◆ **Problem to solve**: Print out each record below, unaltered and complete, without its images.

◆ **Data for processing**:
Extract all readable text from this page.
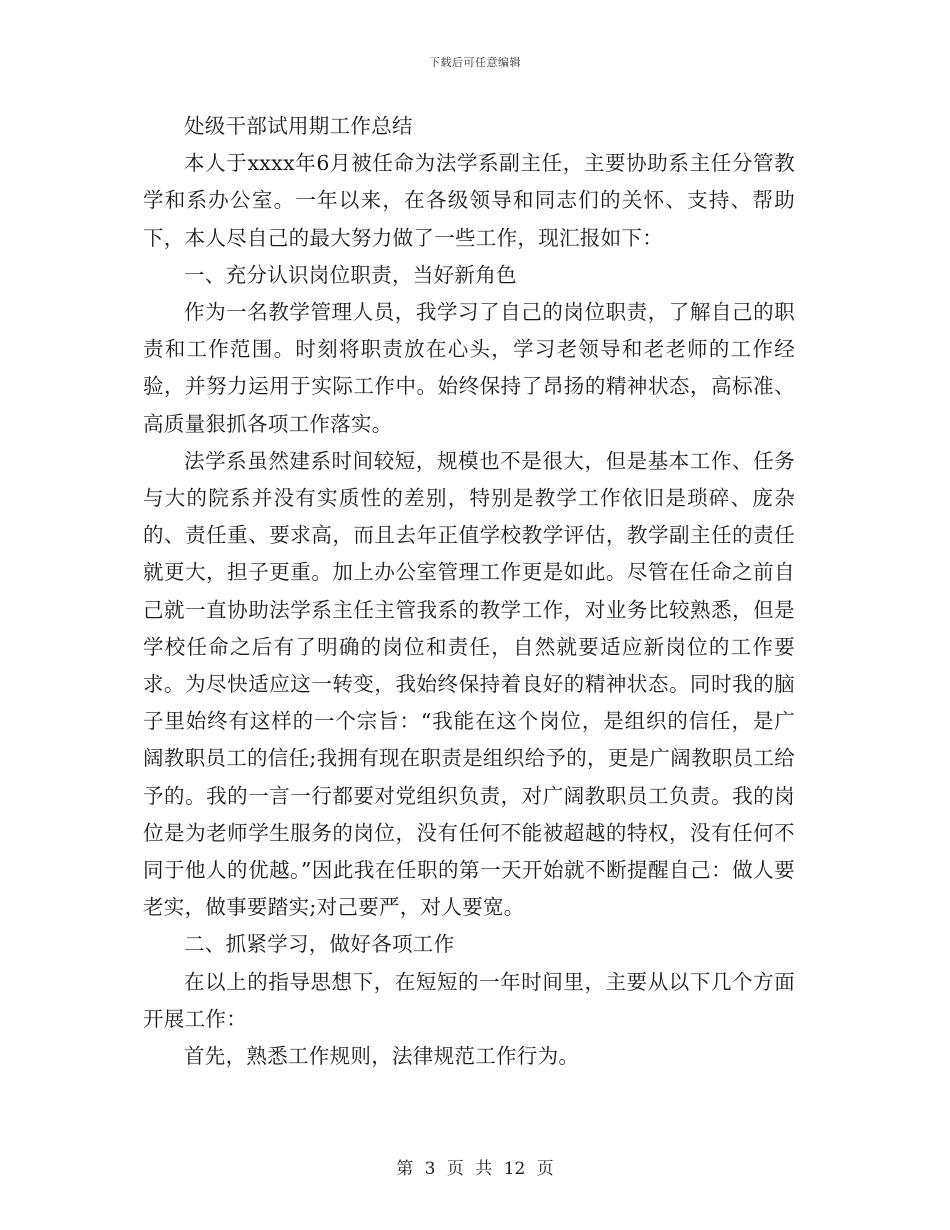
下载后可任意编辑

处级干部试用期工作总结

本人于xxxx年6月被任命为法学系副主任，主要协助系主任分管教学和系办公室。一年以来，在各级领导和同志们的关怀、支持、帮助下，本人尽自己的最大努力做了一些工作，现汇报如下：

一、充分认识岗位职责，当好新角色

作为一名教学管理人员，我学习了自己的岗位职责，了解自己的职责和工作范围。时刻将职责放在心头，学习老领导和老老师的工作经验，并努力运用于实际工作中。始终保持了昂扬的精神状态，高标准、高质量狠抓各项工作落实。

法学系虽然建系时间较短，规模也不是很大，但是基本工作、任务与大的院系并没有实质性的差别，特别是教学工作依旧是琐碎、庞杂的、责任重、要求高，而且去年正值学校教学评估，教学副主任的责任就更大，担子更重。加上办公室管理工作更是如此。尽管在任命之前自己就一直协助法学系主任主管我系的教学工作，对业务比较熟悉，但是学校任命之后有了明确的岗位和责任，自然就要适应新岗位的工作要求。为尽快适应这一转变，我始终保持着良好的精神状态。同时我的脑子里始终有这样的一个宗旨：“我能在这个岗位，是组织的信任，是广阔教职员工的信任;我拥有现在职责是组织给予的，更是广阔教职员工给予的。我的一言一行都要对党组织负责，对广阔教职员工负责。我的岗位是为老师学生服务的岗位，没有任何不能被超越的特权，没有任何不同于他人的优越。”因此我在任职的第一天开始就不断提醒自己：做人要老实，做事要踏实;对己要严，对人要宽。

二、抓紧学习，做好各项工作

在以上的指导思想下，在短短的一年时间里，主要从以下几个方面开展工作：

首先，熟悉工作规则，法律规范工作行为。

第 3 页 共 12 页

◆ **Full solution**:
Extract all readable text from this page.
下载后可任意编辑

处级干部试用期工作总结

本人于xxxx年6月被任命为法学系副主任，主要协助系主任分管教学和系办公室。一年以来，在各级领导和同志们的关怀、支持、帮助下，本人尽自己的最大努力做了一些工作，现汇报如下：

一、充分认识岗位职责，当好新角色

作为一名教学管理人员，我学习了自己的岗位职责，了解自己的职责和工作范围。时刻将职责放在心头，学习老领导和老老师的工作经验，并努力运用于实际工作中。始终保持了昂扬的精神状态，高标准、高质量狠抓各项工作落实。

法学系虽然建系时间较短，规模也不是很大，但是基本工作、任务与大的院系并没有实质性的差别，特别是教学工作依旧是琐碎、庞杂的、责任重、要求高，而且去年正值学校教学评估，教学副主任的责任就更大，担子更重。加上办公室管理工作更是如此。尽管在任命之前自己就一直协助法学系主任主管我系的教学工作，对业务比较熟悉，但是学校任命之后有了明确的岗位和责任，自然就要适应新岗位的工作要求。为尽快适应这一转变，我始终保持着良好的精神状态。同时我的脑子里始终有这样的一个宗旨：“我能在这个岗位，是组织的信任，是广阔教职员工的信任;我拥有现在职责是组织给予的，更是广阔教职员工给予的。我的一言一行都要对党组织负责，对广阔教职员工负责。我的岗位是为老师学生服务的岗位，没有任何不能被超越的特权，没有任何不同于他人的优越。”因此我在任职的第一天开始就不断提醒自己：做人要老实，做事要踏实;对己要严，对人要宽。

二、抓紧学习，做好各项工作

在以上的指导思想下，在短短的一年时间里，主要从以下几个方面开展工作：

首先，熟悉工作规则，法律规范工作行为。

第 3 页 共 12 页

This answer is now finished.